[Excerpts from a figure dataset]
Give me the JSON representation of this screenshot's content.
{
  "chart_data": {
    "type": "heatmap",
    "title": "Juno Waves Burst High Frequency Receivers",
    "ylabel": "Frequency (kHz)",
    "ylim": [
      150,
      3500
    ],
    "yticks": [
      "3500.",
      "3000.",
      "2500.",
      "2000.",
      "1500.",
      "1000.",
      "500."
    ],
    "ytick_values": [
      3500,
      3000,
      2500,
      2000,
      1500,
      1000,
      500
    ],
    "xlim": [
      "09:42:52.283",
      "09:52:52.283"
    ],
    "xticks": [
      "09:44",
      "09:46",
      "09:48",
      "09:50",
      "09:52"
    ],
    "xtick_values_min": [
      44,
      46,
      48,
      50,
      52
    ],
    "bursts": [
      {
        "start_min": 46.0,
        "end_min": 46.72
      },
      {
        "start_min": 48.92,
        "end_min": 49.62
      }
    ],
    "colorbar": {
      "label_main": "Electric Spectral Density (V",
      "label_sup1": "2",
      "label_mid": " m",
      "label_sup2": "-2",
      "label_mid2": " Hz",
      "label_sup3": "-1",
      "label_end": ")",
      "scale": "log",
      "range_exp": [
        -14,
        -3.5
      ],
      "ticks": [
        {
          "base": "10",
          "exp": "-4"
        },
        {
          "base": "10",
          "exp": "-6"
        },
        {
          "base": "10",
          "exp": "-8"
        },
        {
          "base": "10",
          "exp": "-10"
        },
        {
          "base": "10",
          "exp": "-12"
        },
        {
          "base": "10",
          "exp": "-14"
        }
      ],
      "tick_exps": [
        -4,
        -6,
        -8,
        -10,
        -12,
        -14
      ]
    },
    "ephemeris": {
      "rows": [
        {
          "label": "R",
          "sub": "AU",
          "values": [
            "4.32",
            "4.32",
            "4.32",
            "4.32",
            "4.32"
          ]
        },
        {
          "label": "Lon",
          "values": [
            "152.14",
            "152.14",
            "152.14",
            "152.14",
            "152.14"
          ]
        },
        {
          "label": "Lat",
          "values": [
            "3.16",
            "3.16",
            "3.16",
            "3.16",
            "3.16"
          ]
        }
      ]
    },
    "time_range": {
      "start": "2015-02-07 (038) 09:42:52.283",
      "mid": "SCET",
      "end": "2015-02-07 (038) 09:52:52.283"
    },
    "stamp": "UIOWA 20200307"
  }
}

TASK:
Print the whole listing exactly as it is.

FULL ANSWER:
Give me the JSON representation of this screenshot's content.
{
  "chart_data": {
    "type": "heatmap",
    "title": "Juno Waves Burst High Frequency Receivers",
    "ylabel": "Frequency (kHz)",
    "ylim": [
      150,
      3500
    ],
    "yticks": [
      "3500.",
      "3000.",
      "2500.",
      "2000.",
      "1500.",
      "1000.",
      "500."
    ],
    "ytick_values": [
      3500,
      3000,
      2500,
      2000,
      1500,
      1000,
      500
    ],
    "xlim": [
      "09:42:52.283",
      "09:52:52.283"
    ],
    "xticks": [
      "09:44",
      "09:46",
      "09:48",
      "09:50",
      "09:52"
    ],
    "xtick_values_min": [
      44,
      46,
      48,
      50,
      52
    ],
    "bursts": [
      {
        "start_min": 46.0,
        "end_min": 46.72
      },
      {
        "start_min": 48.92,
        "end_min": 49.62
      }
    ],
    "colorbar": {
      "label_main": "Electric Spectral Density (V",
      "label_sup1": "2",
      "label_mid": " m",
      "label_sup2": "-2",
      "label_mid2": " Hz",
      "label_sup3": "-1",
      "label_end": ")",
      "scale": "log",
      "range_exp": [
        -14,
        -3.5
      ],
      "ticks": [
        {
          "base": "10",
          "exp": "-4"
        },
        {
          "base": "10",
          "exp": "-6"
        },
        {
          "base": "10",
          "exp": "-8"
        },
        {
          "base": "10",
          "exp": "-10"
        },
        {
          "base": "10",
          "exp": "-12"
        },
        {
          "base": "10",
          "exp": "-14"
        }
      ],
      "tick_exps": [
        -4,
        -6,
        -8,
        -10,
        -12,
        -14
      ]
    },
    "ephemeris": {
      "rows": [
        {
          "label": "R",
          "sub": "AU",
          "values": [
            "4.32",
            "4.32",
            "4.32",
            "4.32",
            "4.32"
          ]
        },
        {
          "label": "Lon",
          "values": [
            "152.14",
            "152.14",
            "152.14",
            "152.14",
            "152.14"
          ]
        },
        {
          "label": "Lat",
          "values": [
            "3.16",
            "3.16",
            "3.16",
            "3.16",
            "3.16"
          ]
        }
      ]
    },
    "time_range": {
      "start": "2015-02-07 (038) 09:42:52.283",
      "mid": "SCET",
      "end": "2015-02-07 (038) 09:52:52.283"
    },
    "stamp": "UIOWA 20200307"
  }
}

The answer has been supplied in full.